→ TUGAS YANG DIBERIKAN 1: Ulangi dengan persis bagian teks tentang suasana terminal bus, mulai dari "Penumpang yang sedang" sampai dengan "akan terjadi kejahatan.".
→ TUGAS YANG DIBERIKAN 2: Lanjutkan teks tentang suasana terminal bus itu, dimulai sesudah kalimat terakhir yang tertera.

→ TEKS YANG DITAMPILKAN:
■ ■ ■ ■ ■ ■ ■
Sepuluh menit saya duduk di kursi yang ada didalam terminal, mata saya bergerilya
mengamati gerakgerik orang yang hilir mudik. Namun, saya tetap waspada tuk terus menjaga barang-barang bawaan
teman saya yang lumayan banyak, untuk ukuran dia yang berangkat
sendirian.
Coba
lihat yang dia bawa....
Ada
karpet (pemberian dari sang kekasih, prikitiew!), TV 20 inc, plastik
besaaaar yang isinya baju-baju, travel bag, dan dua tas mudik. Dududu...,
Ah,
saya gak kebayang deh kalau seandainya dia sendirian tadi yang
berangkat keterminal alias gak ada pengantar, tentu akan rempong dan
panik sendiri. Takutnya tambah "dipalak" tuh sama si
penawar jasa . Untung tak terjadi ya,. Untung juga suasana terminal
tak begitu padat.
Tapi
coba, kalau menjelang lebaran, beuh....jangan dibayangkan deh...
ampun-ampun ramainya. Bukan hanya ramai oleh penumpang, tapi juga
ramai oleh copet yang juga ingin berlebaran dengan hasil rampokannya.
Yah, itulah tradisi suasana terminal dari masa ke masa, dari satu
tempat ke tempat lain.
Penumpang yang sedang menunggu kedatangan Bus. |
Ehm,
agak gak deg-degan lo memang setiap kali "bertamu" ke
tempat ini. Karena tau sendirikan, selain suasananya yang
menyeramkan, lengah dikit, bisa hilang tuh barang. Minimal
kecopetan, ditipudaya atau dihipnotis. Paling parah dibikin tak sadar
diri dengan minuman yang udah dicampur obat bius, hingga hilanglah
semuanya, seperti yang sering kita lihat beritanya di media tv atau
di koran.
Ih, seramnya..
Tapi, itulah hal-hal yang sering terjadi di terminal Indonesia. Tak cuma di Jakarta, terminal didaerah lainpun tak kalah menakutkan kondisinya. Bahkan sepertinya memang begitulah budaya yang sulit tuk dihapus atau di perbaiki. Meski ada kantor polisi di dalam area terminal itu sendiri. Namun, tak menjamin kalau tak akan terjadi kejahatan.
Wajar
saja, kalau keluarga saya selalu wanti-wanti kalau mau berangkat
mudik melalui terminal. "Awas, jangan mau kalau dikasih orang
makanan/minuman, nanti makanan itu udah dicampur yang macam-macam".
Atau,
"Hati-hati kalau ngobrol sama orang yang baru dikenal,
jangan terperdaya dengan bujuk rayu atau kebaikannya."
■ ■ ■ ■ ■ ■ ■
→ BARIS DATA:
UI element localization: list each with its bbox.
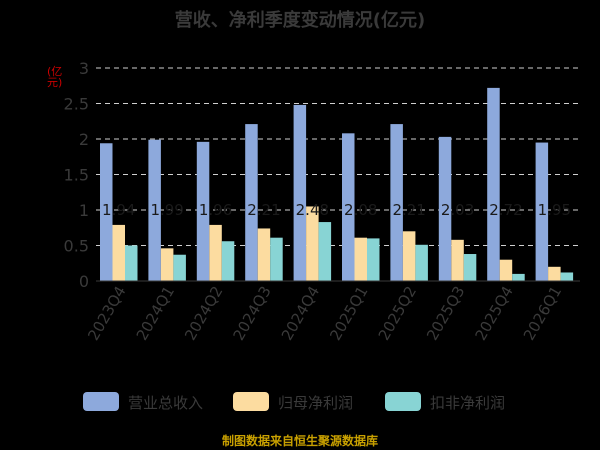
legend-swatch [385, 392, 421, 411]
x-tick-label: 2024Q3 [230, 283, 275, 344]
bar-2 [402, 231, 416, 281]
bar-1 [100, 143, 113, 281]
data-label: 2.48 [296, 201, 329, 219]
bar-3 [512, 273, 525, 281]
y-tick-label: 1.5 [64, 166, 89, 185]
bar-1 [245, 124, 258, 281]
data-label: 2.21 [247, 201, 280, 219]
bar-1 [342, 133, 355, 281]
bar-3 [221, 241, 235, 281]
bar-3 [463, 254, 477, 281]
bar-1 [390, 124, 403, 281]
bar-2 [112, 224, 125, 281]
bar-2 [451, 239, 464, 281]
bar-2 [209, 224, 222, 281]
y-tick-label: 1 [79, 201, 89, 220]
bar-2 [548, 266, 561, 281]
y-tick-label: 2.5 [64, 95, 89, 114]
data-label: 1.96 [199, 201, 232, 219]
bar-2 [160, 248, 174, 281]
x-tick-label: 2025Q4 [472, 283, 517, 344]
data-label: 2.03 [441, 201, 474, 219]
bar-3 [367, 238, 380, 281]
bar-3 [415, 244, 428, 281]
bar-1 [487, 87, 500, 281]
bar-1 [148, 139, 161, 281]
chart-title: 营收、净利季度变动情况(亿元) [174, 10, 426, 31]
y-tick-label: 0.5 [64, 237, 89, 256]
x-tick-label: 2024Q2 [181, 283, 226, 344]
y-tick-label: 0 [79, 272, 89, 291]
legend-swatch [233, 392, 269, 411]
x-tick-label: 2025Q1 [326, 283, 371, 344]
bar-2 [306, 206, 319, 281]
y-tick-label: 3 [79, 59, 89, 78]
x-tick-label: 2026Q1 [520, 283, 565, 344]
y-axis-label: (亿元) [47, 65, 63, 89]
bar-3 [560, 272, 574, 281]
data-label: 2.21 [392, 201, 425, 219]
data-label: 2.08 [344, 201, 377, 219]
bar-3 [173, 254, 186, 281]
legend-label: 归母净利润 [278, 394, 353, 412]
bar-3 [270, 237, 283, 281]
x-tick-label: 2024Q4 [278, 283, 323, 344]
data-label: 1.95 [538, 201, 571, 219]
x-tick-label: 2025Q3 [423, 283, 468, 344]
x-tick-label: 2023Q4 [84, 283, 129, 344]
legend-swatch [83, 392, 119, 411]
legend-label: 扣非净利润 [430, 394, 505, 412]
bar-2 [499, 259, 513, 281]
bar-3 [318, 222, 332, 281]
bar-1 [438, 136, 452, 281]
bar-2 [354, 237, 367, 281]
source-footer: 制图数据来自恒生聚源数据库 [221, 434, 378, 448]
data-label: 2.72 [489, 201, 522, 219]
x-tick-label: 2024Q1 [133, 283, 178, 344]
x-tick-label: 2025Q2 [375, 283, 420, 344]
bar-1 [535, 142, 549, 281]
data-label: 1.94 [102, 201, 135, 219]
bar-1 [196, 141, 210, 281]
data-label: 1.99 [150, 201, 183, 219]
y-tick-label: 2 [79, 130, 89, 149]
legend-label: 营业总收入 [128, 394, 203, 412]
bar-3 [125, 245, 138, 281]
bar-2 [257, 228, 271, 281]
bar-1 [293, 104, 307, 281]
■ ■ ■ ■ ■ ■ ■
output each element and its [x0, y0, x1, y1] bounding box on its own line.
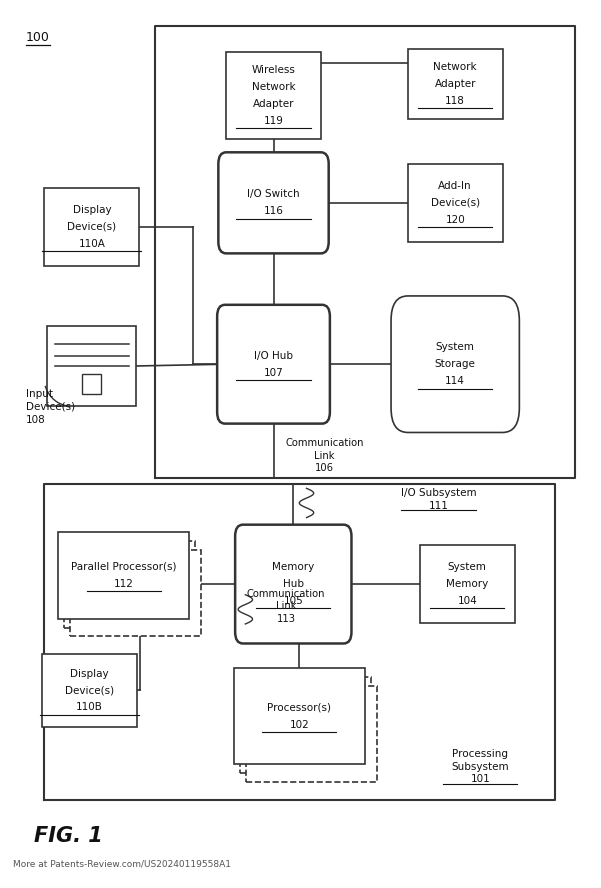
■ ■ ■ ■ ■ ■ ■
→ JAWABAN YANG DIHARAPKAN 1:
Penumpang yang sedang menunggu kedatangan Bus. |
Ehm,
agak gak deg-degan lo memang setiap kali "bertamu" ke
tempat ini. Karena tau sendirikan, selain suasananya yang
menyeramkan, lengah dikit, bisa hilang tuh barang. Minimal
kecopetan, ditipudaya atau dihipnotis. Paling parah dibikin tak sadar
diri dengan minuman yang udah dicampur obat bius, hingga hilanglah
semuanya, seperti yang sering kita lihat beritanya di media tv atau
di koran.
Ih, seramnya..
Tapi, itulah hal-hal yang sering terjadi di terminal Indonesia. Tak cuma di Jakarta, terminal didaerah lainpun tak kalah menakutkan kondisinya. Bahkan sepertinya memang begitulah budaya yang sulit tuk dihapus atau di perbaiki. Meski ada kantor polisi di dalam area terminal itu sendiri. Namun, tak menjamin kalau tak akan terjadi kejahatan.

→ JAWABAN YANG DIHARAPKAN 2:
Dan
masih banyak lagi nasehat-nasehat orang tua, agar kita selalu waspada
dan jaga diri, jika berada di terminal.
Salah satu bus antar kota di Terminal Rawamangun |
By
the way, sekitar 15 menit "asyik" menikmati suasana
terminal, eh,..teman saya mengabarkan kalau busnya sudah datang dan
siap tuk berangkat.
Dan..
eh,.... lagi-lagi muncul tuh 2 dari 3 orang yang tadi main
angkut barang teman saya secara paksa pas turun dari taxi. Mereka
bilang, bahwa bus yang ditunggu sudah datang. Pintarnya, mereka tau
juga bahwa teman saya akan naik mobil tersebut. Dengan sok pedenya, mereka
sudah menyiapkan kereta dorong tuk mengangkut barang-barang ke dalam
bus.
Namun,
saya tak langsung percaya, dan, lagi-lagi..., saya mulai mengeluarkan
ekpresi sewot dan ngotot. Saya melarang mereka tuk memindahkan barang
teman saya kekereta dorong milik mereka, sebelum teman saya
memastikan terlebih dulu mobil yang akan siap membawa dia tuk pulang
kampung, apakah sudah ada atau tidak.
Sembari
si Dewi ngecek busnya, ehh.... si potter ini malah balik ngedumelin
saya, dan bilang bahwa mereka gak mungkin bohonglah kalau busnya
bener-benar sudah ada. Dan banyak lagilah omelan mereka, menangggapi
ekpresi saya yang tak percaya sama mereka. Sayapun hampir perang
mulut dengan satu diantaranya. Hadeehhh.!!!! Anak muda ngalah aja
dah!
Hmmmm,
dalam hati saya." Hei...Ini bukan masalah kalian bohong atau
tidak, ini masalah keamanan barang milik orang, dan masalah sopan
santun yang harusnya mereka tunjukkan sedari awal, agar kita tak
berfikir negatif! "
Tapi, lagi-lagi..,
Mengharap
sopan santun dengan mereka... oh.... sungguh.....meski negara ini
udah berubah warna benderanya sekalipun, sepertinya tetap sulit tuk
menemukan keramahan di tempat yang tak pernah sepi ini.
Akhirnya....
Setelah beres semua urusan dengan si pengangkut barang secara
paksa itu selesai, barulah lega tuk hantar teman saya memasuki bus yang sudah terpampang nyata, cetar membahana,
ulalala.... Eh, pas masuk kedalam bus, ternyata semua penumpang sudah
standby di kursi masing-masing. Saya yang ikut masuk mobil, jadi
salah tingkah sendiri. Karena, teman saya ini justru
penumpang paling telat yang masuk mobil. Mesin bus besar itupun sudah dihidupkan, sepertinya sudah siap tuk beranjak meninggalkan terminal. Duh, untunglah teman saya gak ditinggal
sama busnya, hihihi..
Ehmm, setelah
teman saya menempati kursinya dijejeran bangku urutan ketiga dari depan, saya langsung
cipika-cipiki, dan berpesan hati-hati dijalan semoga selamat sampai
tujuan. Saya tak bisa lagi basa basi dan berdiam lama di dalam bus
besar itu, karena mesinnya sudah meraung-raung dan siap meluncur.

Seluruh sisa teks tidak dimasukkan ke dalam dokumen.